Task input.
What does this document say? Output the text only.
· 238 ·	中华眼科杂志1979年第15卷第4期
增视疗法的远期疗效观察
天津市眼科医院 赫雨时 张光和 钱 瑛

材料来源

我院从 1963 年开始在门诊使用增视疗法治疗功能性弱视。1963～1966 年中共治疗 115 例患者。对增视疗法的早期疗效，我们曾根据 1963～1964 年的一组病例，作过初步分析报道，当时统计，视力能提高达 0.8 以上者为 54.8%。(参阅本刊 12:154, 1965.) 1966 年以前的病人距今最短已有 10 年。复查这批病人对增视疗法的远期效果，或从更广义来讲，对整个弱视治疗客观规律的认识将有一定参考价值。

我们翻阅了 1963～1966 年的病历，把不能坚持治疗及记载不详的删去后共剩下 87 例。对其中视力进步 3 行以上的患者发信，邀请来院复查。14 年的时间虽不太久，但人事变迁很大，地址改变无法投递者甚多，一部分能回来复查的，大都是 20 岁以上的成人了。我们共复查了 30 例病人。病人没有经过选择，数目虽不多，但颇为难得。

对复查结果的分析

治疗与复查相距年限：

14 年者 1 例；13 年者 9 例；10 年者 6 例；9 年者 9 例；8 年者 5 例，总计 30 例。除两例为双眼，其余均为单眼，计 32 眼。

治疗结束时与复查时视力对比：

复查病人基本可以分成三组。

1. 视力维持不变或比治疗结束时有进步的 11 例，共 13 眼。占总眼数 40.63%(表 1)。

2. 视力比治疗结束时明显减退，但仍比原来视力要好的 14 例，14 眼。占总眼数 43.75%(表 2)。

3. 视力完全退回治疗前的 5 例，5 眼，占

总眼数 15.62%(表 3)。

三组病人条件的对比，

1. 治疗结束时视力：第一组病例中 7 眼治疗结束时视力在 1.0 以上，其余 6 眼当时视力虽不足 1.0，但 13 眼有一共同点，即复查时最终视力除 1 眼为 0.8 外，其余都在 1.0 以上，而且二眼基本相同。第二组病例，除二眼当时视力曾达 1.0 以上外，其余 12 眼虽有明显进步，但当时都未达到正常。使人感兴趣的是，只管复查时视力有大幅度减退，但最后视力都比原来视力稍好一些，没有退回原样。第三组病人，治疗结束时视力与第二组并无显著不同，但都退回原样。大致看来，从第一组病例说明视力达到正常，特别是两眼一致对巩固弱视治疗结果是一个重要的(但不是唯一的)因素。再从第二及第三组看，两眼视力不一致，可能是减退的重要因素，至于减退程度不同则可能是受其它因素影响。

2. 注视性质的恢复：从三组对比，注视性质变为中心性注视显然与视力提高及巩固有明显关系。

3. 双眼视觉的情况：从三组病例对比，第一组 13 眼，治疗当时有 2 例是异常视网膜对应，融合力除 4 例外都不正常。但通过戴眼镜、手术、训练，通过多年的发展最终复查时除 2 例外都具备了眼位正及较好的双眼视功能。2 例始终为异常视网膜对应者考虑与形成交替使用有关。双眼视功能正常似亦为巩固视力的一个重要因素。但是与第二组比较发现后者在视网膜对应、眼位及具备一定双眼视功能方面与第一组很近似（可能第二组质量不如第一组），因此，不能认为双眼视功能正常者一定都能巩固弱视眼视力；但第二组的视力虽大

Given problem. Repeat the entries exactly, all of them.

Reply to the task.
What does this document say? Output the text only.
· 238 ·	中华眼科杂志1979年第15卷第4期
增视疗法的远期疗效观察
天津市眼科医院 赫雨时 张光和 钱 瑛

材料来源

我院从 1963 年开始在门诊使用增视疗法治疗功能性弱视。1963～1966 年中共治疗 115 例患者。对增视疗法的早期疗效，我们曾根据 1963～1964 年的一组病例，作过初步分析报道，当时统计，视力能提高达 0.8 以上者为 54.8%。(参阅本刊 12:154, 1965.) 1966 年以前的病人距今最短已有 10 年。复查这批病人对增视疗法的远期效果，或从更广义来讲，对整个弱视治疗客观规律的认识将有一定参考价值。

我们翻阅了 1963～1966 年的病历，把不能坚持治疗及记载不详的删去后共剩下 87 例。对其中视力进步 3 行以上的患者发信，邀请来院复查。14 年的时间虽不太久，但人事变迁很大，地址改变无法投递者甚多，一部分能回来复查的，大都是 20 岁以上的成人了。我们共复查了 30 例病人。病人没有经过选择，数目虽不多，但颇为难得。

对复查结果的分析

治疗与复查相距年限：

14 年者 1 例；13 年者 9 例；10 年者 6 例；9 年者 9 例；8 年者 5 例，总计 30 例。除两例为双眼，其余均为单眼，计 32 眼。

治疗结束时与复查时视力对比：

复查病人基本可以分成三组。

1. 视力维持不变或比治疗结束时有进步的 11 例，共 13 眼。占总眼数 40.63%(表 1)。

2. 视力比治疗结束时明显减退，但仍比原来视力要好的 14 例，14 眼。占总眼数 43.75%(表 2)。

3. 视力完全退回治疗前的 5 例，5 眼，占

总眼数 15.62%(表 3)。

三组病人条件的对比，

1. 治疗结束时视力：第一组病例中 7 眼治疗结束时视力在 1.0 以上，其余 6 眼当时视力虽不足 1.0，但 13 眼有一共同点，即复查时最终视力除 1 眼为 0.8 外，其余都在 1.0 以上，而且二眼基本相同。第二组病例，除二眼当时视力曾达 1.0 以上外，其余 12 眼虽有明显进步，但当时都未达到正常。使人感兴趣的是，只管复查时视力有大幅度减退，但最后视力都比原来视力稍好一些，没有退回原样。第三组病人，治疗结束时视力与第二组并无显著不同，但都退回原样。大致看来，从第一组病例说明视力达到正常，特别是两眼一致对巩固弱视治疗结果是一个重要的(但不是唯一的)因素。再从第二及第三组看，两眼视力不一致，可能是减退的重要因素，至于减退程度不同则可能是受其它因素影响。

2. 注视性质的恢复：从三组对比，注视性质变为中心性注视显然与视力提高及巩固有明显关系。

3. 双眼视觉的情况：从三组病例对比，第一组 13 眼，治疗当时有 2 例是异常视网膜对应，融合力除 4 例外都不正常。但通过戴眼镜、手术、训练，通过多年的发展最终复查时除 2 例外都具备了眼位正及较好的双眼视功能。2 例始终为异常视网膜对应者考虑与形成交替使用有关。双眼视功能正常似亦为巩固视力的一个重要因素。但是与第二组比较发现后者在视网膜对应、眼位及具备一定双眼视功能方面与第一组很近似（可能第二组质量不如第一组），因此，不能认为双眼视功能正常者一定都能巩固弱视眼视力；但第二组的视力虽大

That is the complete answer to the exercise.